EXTRACT PROVIDED:
========

All that's left of the stockyards is this original gate--it closed in 1971.  Today the land on which the stockyards once stood contains an industrial park which employs about 10,000 people.  The sculpture that you see beyond the gate is The Fallen 21.


On December 22, 1910, 21 firemen lost their lives fighting a fire in the stockyards.  Their names are inscribed on this side of the sculpture.  On the other sides are the names of all Chicago firefighters killed in the line of duty.

Bridgeport is probably most famous as being the home of the late Mayor Richard J. Daley.  His son, soon-to-be-ex-Mayor Richard M. Daley, grew up in Bridgeport but no longer lives there.  There were actually 3 other Chicago Mayors, in addition to the Daleys, who hailed from Bridgeport:  Kelly, Kennelly and Bilandic.


One of our stops was at St. Barbara, a Polish Catholic church.  The church building is 100 years old and is octagonal, which is very unusual for a church.


Although you can't see it from these photos, much of the interior paint is peeling.  The cost to repaint the church will be between $400 and $500 thousand dollars.  There are only about 600 parishoners on the books, and roughly a third of them show up on a regular basis.

We stopped at Benton House which started as a day nursery in the early 20th century and soon became part of the settlement house movement.  Today it provides many social services for members of the Bridgeport community.  These paintings, which line the wall of one of the main rooms on the first floor, are estimated to be about 60 years old.  That is not old at all, is it?  (Shake your head from side to side in agreement.)

========

DATA EXTRACTS:
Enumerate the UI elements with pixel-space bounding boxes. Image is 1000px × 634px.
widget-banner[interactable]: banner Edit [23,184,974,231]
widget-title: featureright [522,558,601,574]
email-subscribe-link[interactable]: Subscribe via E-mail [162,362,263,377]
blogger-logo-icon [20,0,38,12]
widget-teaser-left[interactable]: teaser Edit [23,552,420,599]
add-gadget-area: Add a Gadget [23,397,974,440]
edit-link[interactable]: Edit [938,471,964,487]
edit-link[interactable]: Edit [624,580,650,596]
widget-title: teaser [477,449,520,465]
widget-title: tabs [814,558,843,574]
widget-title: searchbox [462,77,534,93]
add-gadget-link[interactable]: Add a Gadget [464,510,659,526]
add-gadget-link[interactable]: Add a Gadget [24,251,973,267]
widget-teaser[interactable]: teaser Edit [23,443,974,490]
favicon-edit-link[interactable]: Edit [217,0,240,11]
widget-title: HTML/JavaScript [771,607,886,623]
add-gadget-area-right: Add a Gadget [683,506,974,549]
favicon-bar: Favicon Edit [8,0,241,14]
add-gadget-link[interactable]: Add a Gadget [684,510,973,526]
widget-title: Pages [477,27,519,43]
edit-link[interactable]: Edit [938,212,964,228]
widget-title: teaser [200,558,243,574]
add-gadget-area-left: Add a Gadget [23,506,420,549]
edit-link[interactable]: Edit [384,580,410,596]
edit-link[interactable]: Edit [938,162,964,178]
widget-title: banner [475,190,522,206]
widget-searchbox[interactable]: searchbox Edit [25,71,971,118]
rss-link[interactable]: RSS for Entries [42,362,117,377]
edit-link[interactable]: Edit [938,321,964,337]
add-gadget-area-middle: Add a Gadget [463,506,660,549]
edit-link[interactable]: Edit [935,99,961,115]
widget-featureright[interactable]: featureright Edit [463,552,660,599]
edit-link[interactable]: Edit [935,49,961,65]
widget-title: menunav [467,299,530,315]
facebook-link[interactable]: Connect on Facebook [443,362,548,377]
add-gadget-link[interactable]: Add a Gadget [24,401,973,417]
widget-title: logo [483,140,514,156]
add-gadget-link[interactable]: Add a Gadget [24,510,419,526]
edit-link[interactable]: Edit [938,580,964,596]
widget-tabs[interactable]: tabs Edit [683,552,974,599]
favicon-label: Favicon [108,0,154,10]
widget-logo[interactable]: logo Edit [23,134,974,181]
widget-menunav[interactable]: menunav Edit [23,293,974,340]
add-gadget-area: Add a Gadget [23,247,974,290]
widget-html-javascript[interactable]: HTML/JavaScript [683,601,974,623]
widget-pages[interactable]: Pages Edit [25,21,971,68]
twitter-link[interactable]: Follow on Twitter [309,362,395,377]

========

CHECK YOUR UNDERSTANDING:
• A. Do the following statements agree with the Bridgeport tour text? For each, answer yes or no and quote the words of the text that decide it.
(i) The original stockyards gate closed in 1971.
(ii) Richard M. Daley still lives in Bridgeport.
(iii) Most of the parishioners on St. Barbara's books attend regularly.
• B. Continue the Bridgeport tour text from the point where it stops.

RESPONSES TO THE TASKS:
• A.
(i) Yes: "All that's left of the stockyards is this original gate--it closed in 1971."
(ii) No: "grew up in Bridgeport but no longer lives there."
(iii) No: "roughly a third of them show up on a regular basis."

• B.
Historically, Bridgeport was predominantly Irish and blue-collar, but now it is one of the most ethnically diverse neighborhoods in the city.  There has been a sizable influx of Chinese Americans, who are expanding out from Chinatown, also nearby.  An unscheduled stop was the Ling Shen Ching Tze Temple, formerly a Polish Presbyterian church and now a Buddhist Temple.

The main chamber houses the statues of many buddhas and bodhisattvas.  There were many colorful tapestries which were embroidered with gold.  (Not hand embroidered--I asked.)


There is even new housing for the Yuppies (does anyone even use that term anymore?).  You can purchase a one-bedroom loft starting in the mid-200's.  And Bridgeport is close to the Loop for commuters!



Here is art you will hopefully not have a compelling reason to see:  this 3-dimensional wall hanging is on the wall of the police station in the 9th District.  The 3-digit numbers are beat numbers.  This was another unscheduled stop for those of us who were interested.  (Our guide was rather zany.)

Last but not least, although we didn't stop here (it's technically not in Bridgeport), I just had to take this snap from the bus window.

"The Cell"
Chicago is one of only 3 cities to have 2 major league baseball teams.
Unfortunately, our other team hasn't done much in the past 100 years.
GO SOX!!!!!


There are many different Chicago neighborhood tours being offered from now until November.  If I have piqued anyone's interest, you can find out all about them here.

I have been stitching, too, and am turtling along on my blackwork piece.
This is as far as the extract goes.